[Web page and app entries]
━━━

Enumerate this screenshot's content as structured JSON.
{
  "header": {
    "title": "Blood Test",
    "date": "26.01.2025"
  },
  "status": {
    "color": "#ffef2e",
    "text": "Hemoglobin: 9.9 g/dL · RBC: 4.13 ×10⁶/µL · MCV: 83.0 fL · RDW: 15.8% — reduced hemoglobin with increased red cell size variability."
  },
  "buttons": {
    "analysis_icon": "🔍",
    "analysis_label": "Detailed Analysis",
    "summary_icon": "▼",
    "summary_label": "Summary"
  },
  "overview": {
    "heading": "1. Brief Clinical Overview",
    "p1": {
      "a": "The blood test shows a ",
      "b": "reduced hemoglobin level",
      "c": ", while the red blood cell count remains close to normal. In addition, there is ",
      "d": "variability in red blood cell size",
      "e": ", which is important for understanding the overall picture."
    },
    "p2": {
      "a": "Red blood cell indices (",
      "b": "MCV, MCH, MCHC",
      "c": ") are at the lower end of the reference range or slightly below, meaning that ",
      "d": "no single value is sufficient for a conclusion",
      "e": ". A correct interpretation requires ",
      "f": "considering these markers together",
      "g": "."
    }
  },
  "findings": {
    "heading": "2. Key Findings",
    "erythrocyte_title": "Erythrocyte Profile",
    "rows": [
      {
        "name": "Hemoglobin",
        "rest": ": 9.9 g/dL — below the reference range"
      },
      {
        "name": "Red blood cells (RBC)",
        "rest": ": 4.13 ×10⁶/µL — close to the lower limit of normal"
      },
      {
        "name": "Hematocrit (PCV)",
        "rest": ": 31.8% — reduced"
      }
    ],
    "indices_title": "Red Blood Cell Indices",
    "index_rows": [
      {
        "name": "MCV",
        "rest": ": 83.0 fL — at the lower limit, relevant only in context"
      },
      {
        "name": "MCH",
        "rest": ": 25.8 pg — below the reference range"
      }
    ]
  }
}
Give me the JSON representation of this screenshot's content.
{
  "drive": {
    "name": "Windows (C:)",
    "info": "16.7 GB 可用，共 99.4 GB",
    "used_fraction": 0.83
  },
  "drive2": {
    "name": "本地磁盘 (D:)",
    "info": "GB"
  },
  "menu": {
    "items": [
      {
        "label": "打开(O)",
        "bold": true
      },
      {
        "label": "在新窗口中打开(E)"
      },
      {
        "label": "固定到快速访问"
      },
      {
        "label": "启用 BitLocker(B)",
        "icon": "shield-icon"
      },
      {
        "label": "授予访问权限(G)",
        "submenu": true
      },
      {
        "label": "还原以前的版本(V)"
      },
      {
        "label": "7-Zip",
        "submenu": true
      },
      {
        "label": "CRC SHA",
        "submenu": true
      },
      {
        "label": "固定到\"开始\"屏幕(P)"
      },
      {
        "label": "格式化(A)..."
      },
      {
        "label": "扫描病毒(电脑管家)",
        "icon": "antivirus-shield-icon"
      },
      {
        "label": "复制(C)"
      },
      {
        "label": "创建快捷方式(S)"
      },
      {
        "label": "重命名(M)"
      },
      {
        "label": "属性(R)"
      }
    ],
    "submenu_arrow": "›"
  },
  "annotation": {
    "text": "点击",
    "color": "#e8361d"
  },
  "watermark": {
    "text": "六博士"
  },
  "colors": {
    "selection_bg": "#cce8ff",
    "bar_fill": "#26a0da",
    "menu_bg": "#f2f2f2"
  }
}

━━━

Assignment: Starting with the line that contains "Give me the", restate every line up to and including the last one above, exactly.

Answer space:
Give me the JSON representation of this screenshot's content.
{
  "drive": {
    "name": "Windows (C:)",
    "info": "16.7 GB 可用，共 99.4 GB",
    "used_fraction": 0.83
  },
  "drive2": {
    "name": "本地磁盘 (D:)",
    "info": "GB"
  },
  "menu": {
    "items": [
      {
        "label": "打开(O)",
        "bold": true
      },
      {
        "label": "在新窗口中打开(E)"
      },
      {
        "label": "固定到快速访问"
      },
      {
        "label": "启用 BitLocker(B)",
        "icon": "shield-icon"
      },
      {
        "label": "授予访问权限(G)",
        "submenu": true
      },
      {
        "label": "还原以前的版本(V)"
      },
      {
        "label": "7-Zip",
        "submenu": true
      },
      {
        "label": "CRC SHA",
        "submenu": true
      },
      {
        "label": "固定到\"开始\"屏幕(P)"
      },
      {
        "label": "格式化(A)..."
      },
      {
        "label": "扫描病毒(电脑管家)",
        "icon": "antivirus-shield-icon"
      },
      {
        "label": "复制(C)"
      },
      {
        "label": "创建快捷方式(S)"
      },
      {
        "label": "重命名(M)"
      },
      {
        "label": "属性(R)"
      }
    ],
    "submenu_arrow": "›"
  },
  "annotation": {
    "text": "点击",
    "color": "#e8361d"
  },
  "watermark": {
    "text": "六博士"
  },
  "colors": {
    "selection_bg": "#cce8ff",
    "bar_fill": "#26a0da",
    "menu_bg": "#f2f2f2"
  }
}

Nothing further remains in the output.